__Problem statement__
Find each line holding "team" and copy it out.

Provided material start

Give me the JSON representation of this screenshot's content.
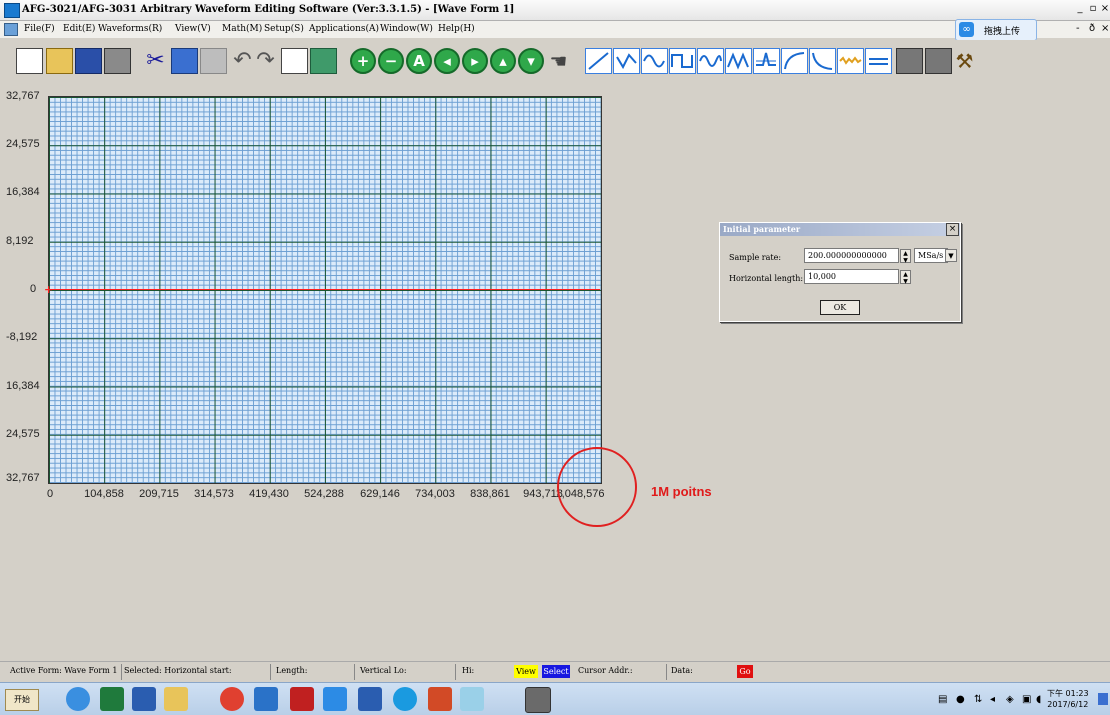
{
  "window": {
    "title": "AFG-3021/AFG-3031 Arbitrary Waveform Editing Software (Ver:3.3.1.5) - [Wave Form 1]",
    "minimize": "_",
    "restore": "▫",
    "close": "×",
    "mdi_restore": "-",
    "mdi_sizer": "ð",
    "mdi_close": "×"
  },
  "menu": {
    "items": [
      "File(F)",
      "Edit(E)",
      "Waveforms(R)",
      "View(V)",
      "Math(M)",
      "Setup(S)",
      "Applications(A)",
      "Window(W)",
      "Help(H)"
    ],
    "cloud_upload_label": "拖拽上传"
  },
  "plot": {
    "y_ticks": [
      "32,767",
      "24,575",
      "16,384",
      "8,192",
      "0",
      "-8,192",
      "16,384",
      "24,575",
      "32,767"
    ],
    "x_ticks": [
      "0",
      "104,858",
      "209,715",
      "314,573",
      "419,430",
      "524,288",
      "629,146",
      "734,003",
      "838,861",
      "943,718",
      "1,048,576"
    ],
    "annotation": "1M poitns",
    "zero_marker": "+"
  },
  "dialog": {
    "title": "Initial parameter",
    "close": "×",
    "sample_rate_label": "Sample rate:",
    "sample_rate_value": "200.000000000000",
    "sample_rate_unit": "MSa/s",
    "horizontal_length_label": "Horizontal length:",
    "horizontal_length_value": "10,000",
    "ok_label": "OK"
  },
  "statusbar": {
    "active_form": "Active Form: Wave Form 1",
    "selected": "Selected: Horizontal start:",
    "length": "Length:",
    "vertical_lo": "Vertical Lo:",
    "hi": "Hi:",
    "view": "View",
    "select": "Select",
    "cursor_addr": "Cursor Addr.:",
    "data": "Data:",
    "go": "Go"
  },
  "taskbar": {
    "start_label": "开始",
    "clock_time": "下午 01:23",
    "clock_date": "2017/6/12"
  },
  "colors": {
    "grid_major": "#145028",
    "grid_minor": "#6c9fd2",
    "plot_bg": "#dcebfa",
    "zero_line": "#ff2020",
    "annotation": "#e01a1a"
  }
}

Provided material end
Provided material start

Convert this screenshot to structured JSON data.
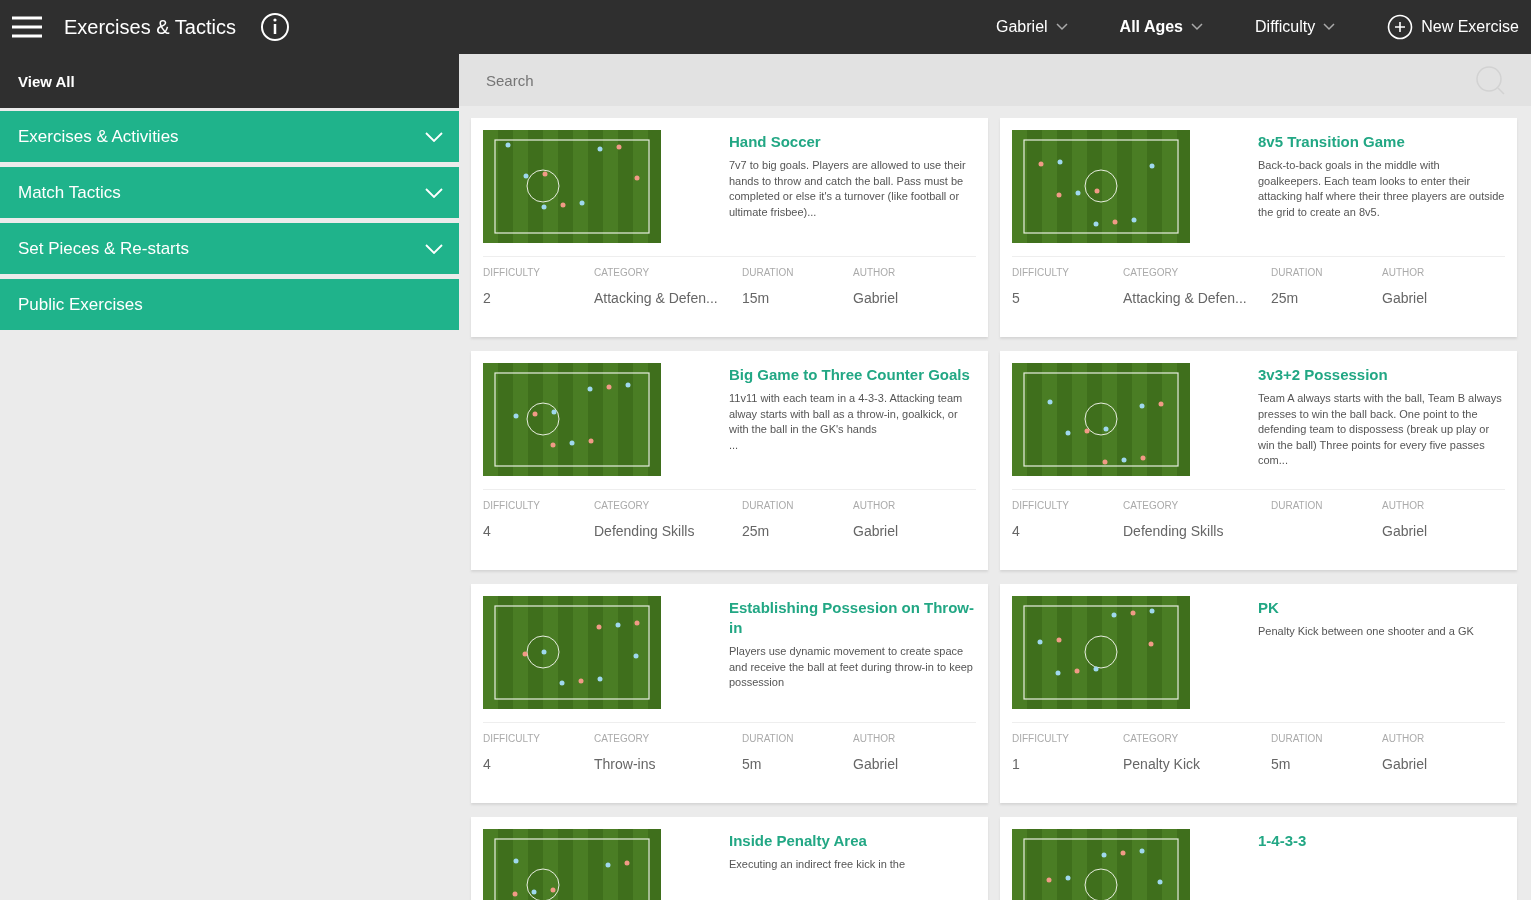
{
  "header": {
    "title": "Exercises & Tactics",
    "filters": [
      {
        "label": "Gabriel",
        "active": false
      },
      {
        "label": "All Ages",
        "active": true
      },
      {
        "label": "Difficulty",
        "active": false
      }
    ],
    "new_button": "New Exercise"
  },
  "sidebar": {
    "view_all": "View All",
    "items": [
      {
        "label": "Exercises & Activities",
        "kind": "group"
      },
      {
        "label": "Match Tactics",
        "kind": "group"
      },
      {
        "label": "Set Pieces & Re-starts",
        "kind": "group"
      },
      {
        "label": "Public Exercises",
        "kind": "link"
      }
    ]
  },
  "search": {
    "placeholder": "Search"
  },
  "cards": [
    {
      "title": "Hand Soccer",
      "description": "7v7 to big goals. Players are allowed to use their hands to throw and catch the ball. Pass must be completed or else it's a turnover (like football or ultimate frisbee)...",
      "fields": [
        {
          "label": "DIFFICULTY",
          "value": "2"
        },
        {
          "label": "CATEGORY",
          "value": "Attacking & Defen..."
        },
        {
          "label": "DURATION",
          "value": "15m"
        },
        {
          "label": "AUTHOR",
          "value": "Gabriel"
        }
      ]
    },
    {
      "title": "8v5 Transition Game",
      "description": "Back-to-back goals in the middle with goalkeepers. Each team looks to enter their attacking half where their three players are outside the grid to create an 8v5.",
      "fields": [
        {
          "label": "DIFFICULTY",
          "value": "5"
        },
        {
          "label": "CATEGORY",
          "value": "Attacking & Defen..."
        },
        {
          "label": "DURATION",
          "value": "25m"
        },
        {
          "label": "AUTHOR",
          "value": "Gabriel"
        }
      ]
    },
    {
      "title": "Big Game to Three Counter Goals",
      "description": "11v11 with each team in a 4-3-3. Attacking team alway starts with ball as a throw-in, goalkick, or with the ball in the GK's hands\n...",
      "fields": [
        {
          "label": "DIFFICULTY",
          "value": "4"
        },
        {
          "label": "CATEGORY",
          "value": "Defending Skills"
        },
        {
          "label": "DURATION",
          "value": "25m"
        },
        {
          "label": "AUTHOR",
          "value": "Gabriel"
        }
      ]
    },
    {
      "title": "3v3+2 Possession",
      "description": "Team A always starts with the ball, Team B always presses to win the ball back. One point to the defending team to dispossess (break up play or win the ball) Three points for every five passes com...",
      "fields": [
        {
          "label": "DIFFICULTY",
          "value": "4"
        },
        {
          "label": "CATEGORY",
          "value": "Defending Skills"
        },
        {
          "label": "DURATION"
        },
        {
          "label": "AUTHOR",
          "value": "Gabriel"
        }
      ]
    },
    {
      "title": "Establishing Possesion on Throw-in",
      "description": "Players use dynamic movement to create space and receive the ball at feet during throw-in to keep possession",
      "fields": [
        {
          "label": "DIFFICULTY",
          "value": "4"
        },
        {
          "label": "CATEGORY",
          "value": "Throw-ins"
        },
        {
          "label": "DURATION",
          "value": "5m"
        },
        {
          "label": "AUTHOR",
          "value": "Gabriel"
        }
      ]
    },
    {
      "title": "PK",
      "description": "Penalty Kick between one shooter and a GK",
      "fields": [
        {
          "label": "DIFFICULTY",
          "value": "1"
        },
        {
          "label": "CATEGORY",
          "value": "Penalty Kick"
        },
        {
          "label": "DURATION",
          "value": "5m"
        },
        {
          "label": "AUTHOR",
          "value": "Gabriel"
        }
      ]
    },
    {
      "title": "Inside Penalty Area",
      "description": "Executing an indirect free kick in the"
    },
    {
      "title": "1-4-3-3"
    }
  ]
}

Provided material end
Provided material start

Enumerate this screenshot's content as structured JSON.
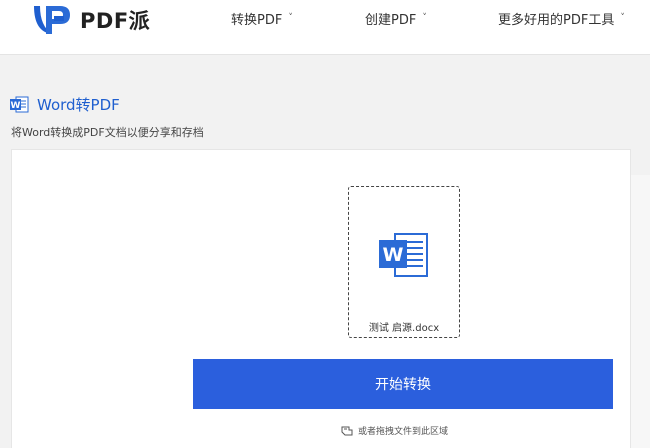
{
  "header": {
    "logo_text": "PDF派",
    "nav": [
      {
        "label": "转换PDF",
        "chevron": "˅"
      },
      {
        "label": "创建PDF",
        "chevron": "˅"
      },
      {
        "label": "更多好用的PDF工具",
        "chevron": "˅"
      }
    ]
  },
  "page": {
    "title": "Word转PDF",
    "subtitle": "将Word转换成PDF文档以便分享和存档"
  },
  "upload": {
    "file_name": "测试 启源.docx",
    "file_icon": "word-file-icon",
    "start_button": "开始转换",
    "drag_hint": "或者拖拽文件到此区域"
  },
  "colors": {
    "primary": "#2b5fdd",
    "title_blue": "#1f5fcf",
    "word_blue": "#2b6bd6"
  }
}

Provided material end

__Task output__
      "description": "Back-to-back goals in the middle with goalkeepers. Each team looks to enter their attacking half where their three players are outside the grid to create an 8v5.",
      "description": "11v11 with each team in a 4-3-3. Attacking team alway starts with ball as a throw-in, goalkick, or with the ball in the GK's hands\n...",
      "description": "Team A always starts with the ball, Team B always presses to win the ball back. One point to the defending team to dispossess (break up play or win the ball) Three points for every five passes com...",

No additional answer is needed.